-- BEGIN SOURCE RECORDS --
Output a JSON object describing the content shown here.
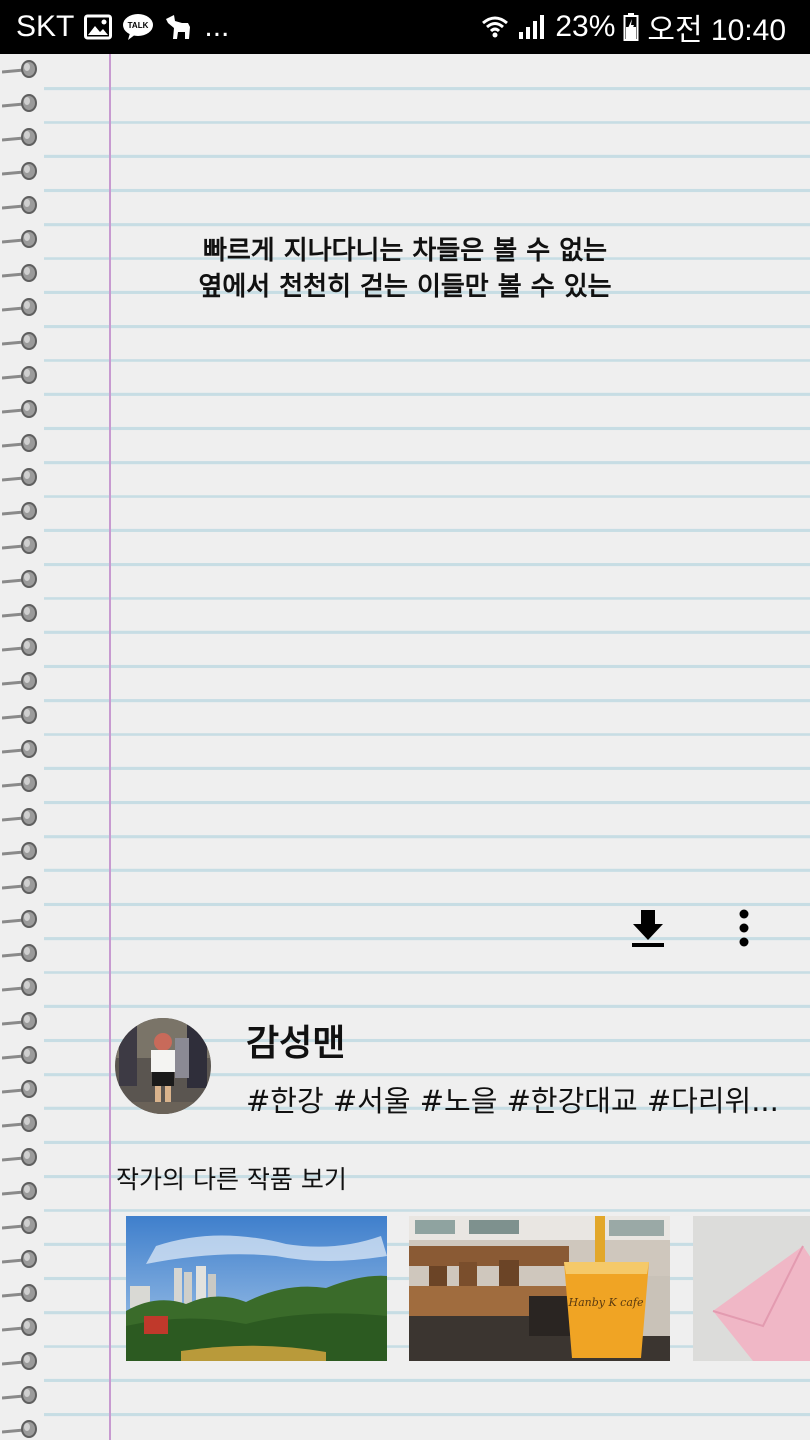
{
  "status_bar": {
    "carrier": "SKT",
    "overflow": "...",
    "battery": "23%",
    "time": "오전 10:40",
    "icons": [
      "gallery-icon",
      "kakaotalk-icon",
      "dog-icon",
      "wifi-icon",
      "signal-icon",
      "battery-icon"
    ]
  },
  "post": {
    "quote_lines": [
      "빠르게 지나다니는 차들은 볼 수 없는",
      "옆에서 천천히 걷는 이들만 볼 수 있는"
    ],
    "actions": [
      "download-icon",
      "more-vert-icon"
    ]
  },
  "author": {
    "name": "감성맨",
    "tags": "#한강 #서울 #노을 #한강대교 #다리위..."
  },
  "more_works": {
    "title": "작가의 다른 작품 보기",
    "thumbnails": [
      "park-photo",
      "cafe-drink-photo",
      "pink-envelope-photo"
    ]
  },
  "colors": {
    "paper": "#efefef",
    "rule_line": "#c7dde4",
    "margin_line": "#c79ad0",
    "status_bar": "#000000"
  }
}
-- END SOURCE RECORDS --
**SET TASK:**
Return each full line of the entries that contains the word "photo".

**EXERCISE ANSWER:**
      "park-photo",
      "cafe-drink-photo",
      "pink-envelope-photo"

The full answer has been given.